▶ **GIVEN PROBLEM**: In the entries below, count every line with the string "maturity". State the count and nothing else.

▶ **SUPPLIED RECORDS**:
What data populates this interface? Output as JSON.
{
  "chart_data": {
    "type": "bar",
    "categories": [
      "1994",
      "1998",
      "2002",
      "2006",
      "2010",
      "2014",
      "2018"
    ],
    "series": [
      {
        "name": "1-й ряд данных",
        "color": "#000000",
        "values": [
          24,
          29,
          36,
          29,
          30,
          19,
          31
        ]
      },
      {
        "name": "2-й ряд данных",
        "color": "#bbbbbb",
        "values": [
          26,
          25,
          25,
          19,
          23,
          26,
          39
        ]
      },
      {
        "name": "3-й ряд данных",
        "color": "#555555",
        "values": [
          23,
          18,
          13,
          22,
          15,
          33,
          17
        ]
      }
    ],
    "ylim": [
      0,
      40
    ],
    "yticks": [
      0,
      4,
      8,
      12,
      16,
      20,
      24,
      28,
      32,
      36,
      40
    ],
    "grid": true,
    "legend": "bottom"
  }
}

...

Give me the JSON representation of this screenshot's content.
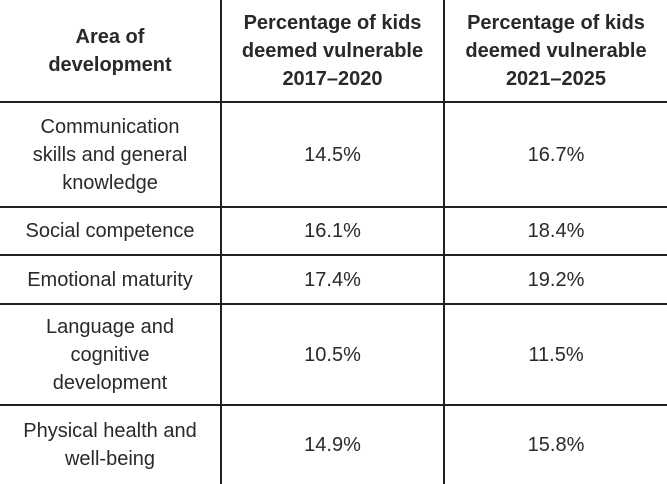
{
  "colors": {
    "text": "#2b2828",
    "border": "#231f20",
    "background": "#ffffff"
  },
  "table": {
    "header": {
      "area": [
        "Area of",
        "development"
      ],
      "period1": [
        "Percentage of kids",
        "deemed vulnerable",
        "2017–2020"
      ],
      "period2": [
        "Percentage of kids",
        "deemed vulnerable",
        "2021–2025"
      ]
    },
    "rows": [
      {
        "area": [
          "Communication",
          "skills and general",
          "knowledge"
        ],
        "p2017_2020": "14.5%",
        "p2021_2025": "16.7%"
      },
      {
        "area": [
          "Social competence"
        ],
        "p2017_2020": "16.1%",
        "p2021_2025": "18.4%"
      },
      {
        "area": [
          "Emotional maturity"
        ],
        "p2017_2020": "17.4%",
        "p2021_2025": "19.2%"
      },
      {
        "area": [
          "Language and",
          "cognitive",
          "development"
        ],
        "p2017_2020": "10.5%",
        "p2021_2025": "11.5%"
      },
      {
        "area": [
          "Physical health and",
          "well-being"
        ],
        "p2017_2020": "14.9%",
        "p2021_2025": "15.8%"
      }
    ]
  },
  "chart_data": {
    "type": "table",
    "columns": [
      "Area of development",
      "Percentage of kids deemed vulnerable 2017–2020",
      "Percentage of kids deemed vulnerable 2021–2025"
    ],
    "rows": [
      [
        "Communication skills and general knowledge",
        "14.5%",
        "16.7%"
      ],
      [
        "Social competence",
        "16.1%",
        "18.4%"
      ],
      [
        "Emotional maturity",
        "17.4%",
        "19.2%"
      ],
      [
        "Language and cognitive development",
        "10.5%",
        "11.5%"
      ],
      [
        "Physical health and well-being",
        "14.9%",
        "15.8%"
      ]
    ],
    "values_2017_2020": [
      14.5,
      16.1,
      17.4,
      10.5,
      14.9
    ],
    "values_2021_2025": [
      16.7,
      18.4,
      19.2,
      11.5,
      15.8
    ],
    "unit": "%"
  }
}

▶ **TASK OUTPUT**: 2